#### WORK TO BE COMPLETED:
In the items below, swap every "List at most 100 elements" for "List no more than 100 elements" and write the items out again with nothing else changed. Leave the pictures out of your answer.

#### Annotated region listings:

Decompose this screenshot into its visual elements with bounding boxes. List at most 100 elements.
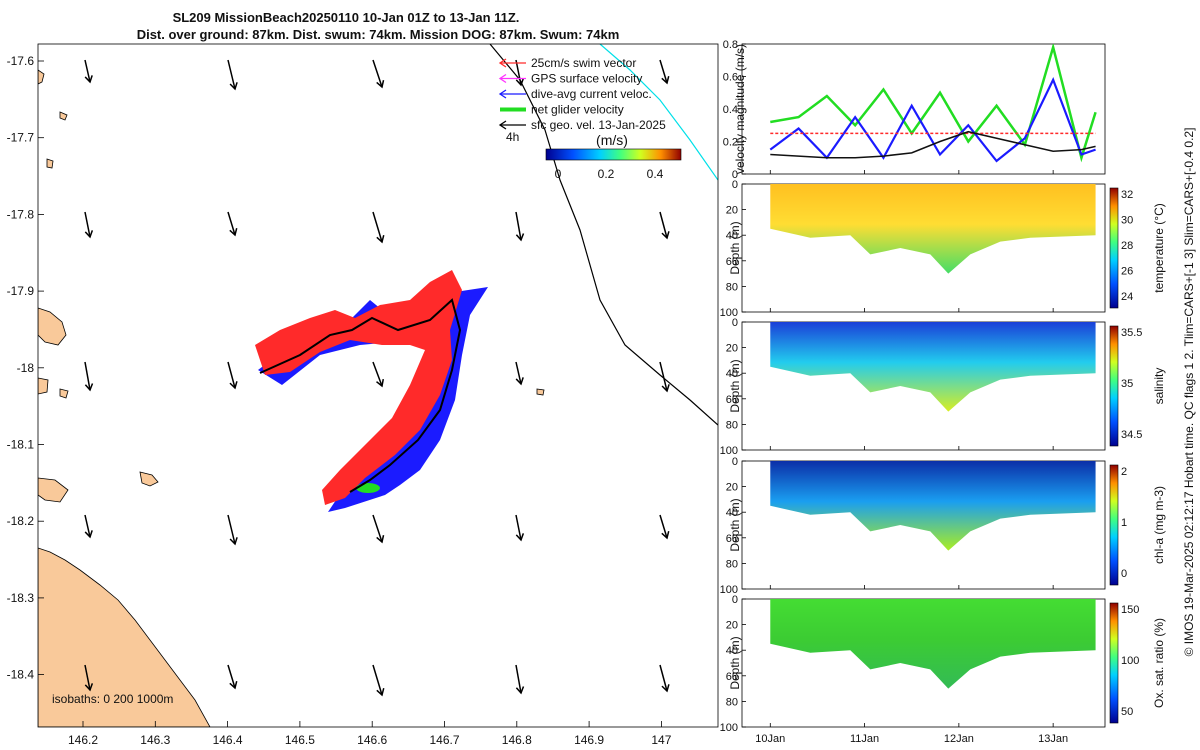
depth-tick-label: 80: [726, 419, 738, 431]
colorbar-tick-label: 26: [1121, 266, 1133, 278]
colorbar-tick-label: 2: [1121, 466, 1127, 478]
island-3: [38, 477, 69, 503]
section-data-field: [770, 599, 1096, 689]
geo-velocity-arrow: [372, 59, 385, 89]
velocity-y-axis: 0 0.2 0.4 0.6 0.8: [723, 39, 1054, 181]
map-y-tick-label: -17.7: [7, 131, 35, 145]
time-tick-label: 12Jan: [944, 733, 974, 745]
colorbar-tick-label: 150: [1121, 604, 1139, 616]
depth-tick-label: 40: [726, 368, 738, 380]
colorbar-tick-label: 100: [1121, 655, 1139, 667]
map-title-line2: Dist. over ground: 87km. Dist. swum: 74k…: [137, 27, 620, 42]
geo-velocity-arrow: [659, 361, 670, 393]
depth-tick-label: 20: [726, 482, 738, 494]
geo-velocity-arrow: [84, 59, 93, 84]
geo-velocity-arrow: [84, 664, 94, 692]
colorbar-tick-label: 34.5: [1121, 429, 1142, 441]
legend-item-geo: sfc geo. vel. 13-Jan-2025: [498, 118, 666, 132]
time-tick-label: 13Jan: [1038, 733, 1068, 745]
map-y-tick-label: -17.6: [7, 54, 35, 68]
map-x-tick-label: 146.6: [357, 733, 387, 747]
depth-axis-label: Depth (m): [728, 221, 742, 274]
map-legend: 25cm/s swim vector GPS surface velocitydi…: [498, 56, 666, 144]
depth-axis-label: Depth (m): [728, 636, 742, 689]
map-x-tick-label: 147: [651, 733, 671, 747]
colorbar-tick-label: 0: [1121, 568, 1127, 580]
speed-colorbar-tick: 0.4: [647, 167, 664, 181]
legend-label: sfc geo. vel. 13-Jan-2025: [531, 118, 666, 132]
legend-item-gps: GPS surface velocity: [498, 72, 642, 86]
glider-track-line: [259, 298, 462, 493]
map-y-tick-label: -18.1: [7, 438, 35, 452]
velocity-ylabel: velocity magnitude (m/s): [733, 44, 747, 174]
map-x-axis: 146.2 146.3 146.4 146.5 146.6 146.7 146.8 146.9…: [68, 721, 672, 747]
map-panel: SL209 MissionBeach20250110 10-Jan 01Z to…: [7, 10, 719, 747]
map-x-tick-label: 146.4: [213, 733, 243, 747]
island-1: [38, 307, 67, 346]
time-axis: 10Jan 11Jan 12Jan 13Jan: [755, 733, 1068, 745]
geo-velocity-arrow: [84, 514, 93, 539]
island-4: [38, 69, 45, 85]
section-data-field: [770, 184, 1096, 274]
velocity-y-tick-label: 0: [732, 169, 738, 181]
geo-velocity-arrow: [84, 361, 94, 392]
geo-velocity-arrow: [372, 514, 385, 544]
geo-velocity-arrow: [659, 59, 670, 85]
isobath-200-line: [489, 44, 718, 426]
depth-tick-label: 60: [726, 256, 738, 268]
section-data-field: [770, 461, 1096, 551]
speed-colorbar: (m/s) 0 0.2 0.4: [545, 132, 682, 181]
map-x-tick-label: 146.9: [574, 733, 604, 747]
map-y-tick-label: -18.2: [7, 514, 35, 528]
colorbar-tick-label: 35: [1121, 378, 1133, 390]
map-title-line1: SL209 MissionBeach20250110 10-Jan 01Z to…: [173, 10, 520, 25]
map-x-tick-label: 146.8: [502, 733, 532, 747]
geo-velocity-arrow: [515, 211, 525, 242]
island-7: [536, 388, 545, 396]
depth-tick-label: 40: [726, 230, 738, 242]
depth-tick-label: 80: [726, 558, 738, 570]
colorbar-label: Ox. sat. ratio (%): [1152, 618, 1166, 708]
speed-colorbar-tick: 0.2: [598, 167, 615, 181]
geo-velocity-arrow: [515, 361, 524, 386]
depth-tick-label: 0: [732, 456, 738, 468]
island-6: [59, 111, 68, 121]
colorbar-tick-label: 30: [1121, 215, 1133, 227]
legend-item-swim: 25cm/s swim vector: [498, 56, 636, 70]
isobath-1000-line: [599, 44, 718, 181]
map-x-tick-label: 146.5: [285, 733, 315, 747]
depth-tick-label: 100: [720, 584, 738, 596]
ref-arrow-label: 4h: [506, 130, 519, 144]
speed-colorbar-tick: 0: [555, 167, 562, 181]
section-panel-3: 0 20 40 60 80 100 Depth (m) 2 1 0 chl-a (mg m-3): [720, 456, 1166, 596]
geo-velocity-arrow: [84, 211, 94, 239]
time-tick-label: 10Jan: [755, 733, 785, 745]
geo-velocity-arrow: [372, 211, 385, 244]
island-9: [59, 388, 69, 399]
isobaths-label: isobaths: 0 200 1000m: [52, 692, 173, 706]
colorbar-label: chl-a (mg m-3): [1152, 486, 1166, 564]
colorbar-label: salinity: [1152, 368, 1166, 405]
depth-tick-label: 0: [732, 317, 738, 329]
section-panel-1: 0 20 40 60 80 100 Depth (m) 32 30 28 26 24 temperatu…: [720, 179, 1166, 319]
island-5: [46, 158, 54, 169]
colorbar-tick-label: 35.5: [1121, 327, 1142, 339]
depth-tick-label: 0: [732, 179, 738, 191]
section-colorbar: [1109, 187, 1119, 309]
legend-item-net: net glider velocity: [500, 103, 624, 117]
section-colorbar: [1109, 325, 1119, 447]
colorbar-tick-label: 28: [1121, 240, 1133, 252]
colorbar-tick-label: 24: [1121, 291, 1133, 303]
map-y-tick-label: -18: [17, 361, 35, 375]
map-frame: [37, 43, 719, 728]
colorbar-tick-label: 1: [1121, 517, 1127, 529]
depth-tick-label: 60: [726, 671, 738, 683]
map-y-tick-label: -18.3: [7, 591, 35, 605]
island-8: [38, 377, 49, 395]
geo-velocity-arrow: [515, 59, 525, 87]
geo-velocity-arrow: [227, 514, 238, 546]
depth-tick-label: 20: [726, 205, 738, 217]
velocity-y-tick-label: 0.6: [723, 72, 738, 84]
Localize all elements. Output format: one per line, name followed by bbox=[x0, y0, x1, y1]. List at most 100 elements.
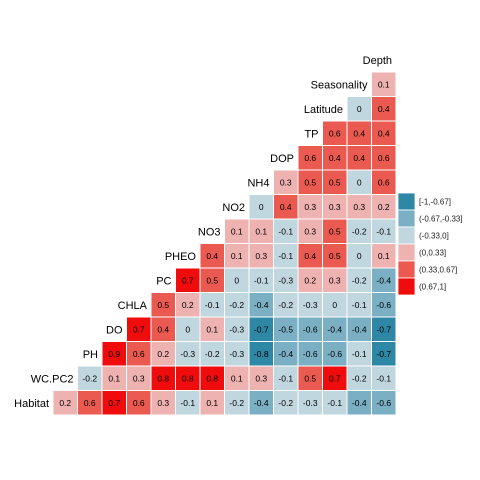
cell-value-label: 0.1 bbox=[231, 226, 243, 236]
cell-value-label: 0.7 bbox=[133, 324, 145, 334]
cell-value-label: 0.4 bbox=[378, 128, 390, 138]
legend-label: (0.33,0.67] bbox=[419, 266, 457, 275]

#### COMPLETE OUTPUT:
Decompose this screenshot into its visual elements with bounding boxes. List no more than 100 elements.
depth-tick-label: 80: [726, 419, 738, 431]
colorbar-tick-label: 26: [1121, 266, 1133, 278]
colorbar-tick-label: 2: [1121, 466, 1127, 478]
island-3: [38, 477, 69, 503]
section-data-field: [770, 599, 1096, 689]
geo-velocity-arrow: [372, 59, 385, 89]
velocity-y-axis: 0 0.2 0.4 0.6 0.8: [723, 39, 1054, 181]
map-y-tick-label: -17.7: [7, 131, 35, 145]
time-tick-label: 12Jan: [944, 733, 974, 745]
colorbar-tick-label: 150: [1121, 604, 1139, 616]
depth-tick-label: 40: [726, 368, 738, 380]
colorbar-tick-label: 100: [1121, 655, 1139, 667]
map-title-line2: Dist. over ground: 87km. Dist. swum: 74k…: [137, 27, 620, 42]
geo-velocity-arrow: [659, 361, 670, 393]
depth-tick-label: 20: [726, 482, 738, 494]
geo-velocity-arrow: [84, 59, 93, 84]
geo-velocity-arrow: [84, 664, 94, 692]
colorbar-tick-label: 34.5: [1121, 429, 1142, 441]
legend-item-geo: sfc geo. vel. 13-Jan-2025: [498, 118, 666, 132]
time-tick-label: 13Jan: [1038, 733, 1068, 745]
map-y-tick-label: -17.6: [7, 54, 35, 68]
map-x-tick-label: 146.6: [357, 733, 387, 747]
depth-axis-label: Depth (m): [728, 221, 742, 274]
map-legend: 25cm/s swim vector GPS surface velocitydi…: [498, 56, 666, 144]
depth-axis-label: Depth (m): [728, 636, 742, 689]
map-x-tick-label: 147: [651, 733, 671, 747]
colorbar-tick-label: 0: [1121, 568, 1127, 580]
speed-colorbar-tick: 0.4: [647, 167, 664, 181]
legend-label: sfc geo. vel. 13-Jan-2025: [531, 118, 666, 132]
legend-item-gps: GPS surface velocity: [498, 72, 642, 86]
glider-track-line: [259, 298, 462, 493]
map-y-tick-label: -18.1: [7, 438, 35, 452]
velocity-ylabel: velocity magnitude (m/s): [733, 44, 747, 174]
map-x-axis: 146.2 146.3 146.4 146.5 146.6 146.7 146.8 146.9…: [68, 721, 672, 747]
map-panel: SL209 MissionBeach20250110 10-Jan 01Z to…: [7, 10, 719, 747]
map-x-tick-label: 146.4: [213, 733, 243, 747]
island-1: [38, 307, 67, 346]
time-axis: 10Jan 11Jan 12Jan 13Jan: [755, 733, 1068, 745]
geo-velocity-arrow: [84, 514, 93, 539]
island-4: [38, 69, 45, 85]
section-data-field: [770, 184, 1096, 274]
velocity-y-tick-label: 0: [732, 169, 738, 181]
geo-velocity-arrow: [84, 361, 94, 392]
geo-velocity-arrow: [372, 514, 385, 544]
geo-velocity-arrow: [659, 59, 670, 85]
isobath-200-line: [489, 44, 718, 426]
depth-tick-label: 60: [726, 256, 738, 268]
section-data-field: [770, 461, 1096, 551]
speed-colorbar: (m/s) 0 0.2 0.4: [545, 132, 682, 181]
map-x-tick-label: 146.9: [574, 733, 604, 747]
map-y-tick-label: -18.2: [7, 514, 35, 528]
colorbar-tick-label: 35: [1121, 378, 1133, 390]
map-title-line1: SL209 MissionBeach20250110 10-Jan 01Z to…: [173, 10, 520, 25]
map-x-tick-label: 146.8: [502, 733, 532, 747]
geo-velocity-arrow: [515, 211, 525, 242]
island-7: [536, 388, 545, 396]
depth-tick-label: 40: [726, 230, 738, 242]
depth-tick-label: 80: [726, 558, 738, 570]
colorbar-label: Ox. sat. ratio (%): [1152, 618, 1166, 708]
speed-colorbar-tick: 0.2: [598, 167, 615, 181]
geo-velocity-arrow: [515, 361, 524, 386]
depth-tick-label: 0: [732, 456, 738, 468]
island-6: [59, 111, 68, 121]
colorbar-tick-label: 30: [1121, 215, 1133, 227]
legend-item-swim: 25cm/s swim vector: [498, 56, 636, 70]
isobath-1000-line: [599, 44, 718, 181]
map-x-tick-label: 146.5: [285, 733, 315, 747]
depth-tick-label: 100: [720, 584, 738, 596]
ref-arrow-label: 4h: [506, 130, 519, 144]
speed-colorbar-tick: 0: [555, 167, 562, 181]
section-panel-3: 0 20 40 60 80 100 Depth (m) 2 1 0 chl-a (mg m-3): [720, 456, 1166, 596]
geo-velocity-arrow: [84, 211, 94, 239]
time-tick-label: 10Jan: [755, 733, 785, 745]
geo-velocity-arrow: [372, 211, 385, 244]
island-9: [59, 388, 69, 399]
isobaths-label: isobaths: 0 200 1000m: [52, 692, 173, 706]
colorbar-label: chl-a (mg m-3): [1152, 486, 1166, 564]
colorbar-label: salinity: [1152, 368, 1166, 405]
depth-tick-label: 0: [732, 317, 738, 329]
section-panel-1: 0 20 40 60 80 100 Depth (m) 32 30 28 26 24 temperatu…: [720, 179, 1166, 319]
island-5: [46, 158, 54, 169]
colorbar-tick-label: 35.5: [1121, 327, 1142, 339]
depth-tick-label: 0: [732, 179, 738, 191]
section-colorbar: [1109, 187, 1119, 309]
legend-item-net: net glider velocity: [500, 103, 624, 117]
section-colorbar: [1109, 325, 1119, 447]
colorbar-tick-label: 28: [1121, 240, 1133, 252]
colorbar-tick-label: 24: [1121, 291, 1133, 303]
map-y-tick-label: -18: [17, 361, 35, 375]
map-frame: [37, 43, 719, 728]
colorbar-tick-label: 1: [1121, 517, 1127, 529]
depth-tick-label: 60: [726, 671, 738, 683]
map-y-tick-label: -18.3: [7, 591, 35, 605]
island-8: [38, 377, 49, 395]
geo-velocity-arrow: [515, 59, 525, 87]
geo-velocity-arrow: [227, 514, 238, 546]
depth-tick-label: 20: [726, 205, 738, 217]
velocity-y-tick-label: 0.6: [723, 72, 738, 84]
Localize all elements. Output format: one per line, name followed by bbox=[x0, y0, x1, y1]. List no more than 100 elements.
cell-value-label: 0.1 bbox=[231, 226, 243, 236]
cell-value-label: 0.7 bbox=[133, 324, 145, 334]
cell-value-label: 0.4 bbox=[378, 128, 390, 138]
legend-label: (0.33,0.67] bbox=[419, 266, 457, 275]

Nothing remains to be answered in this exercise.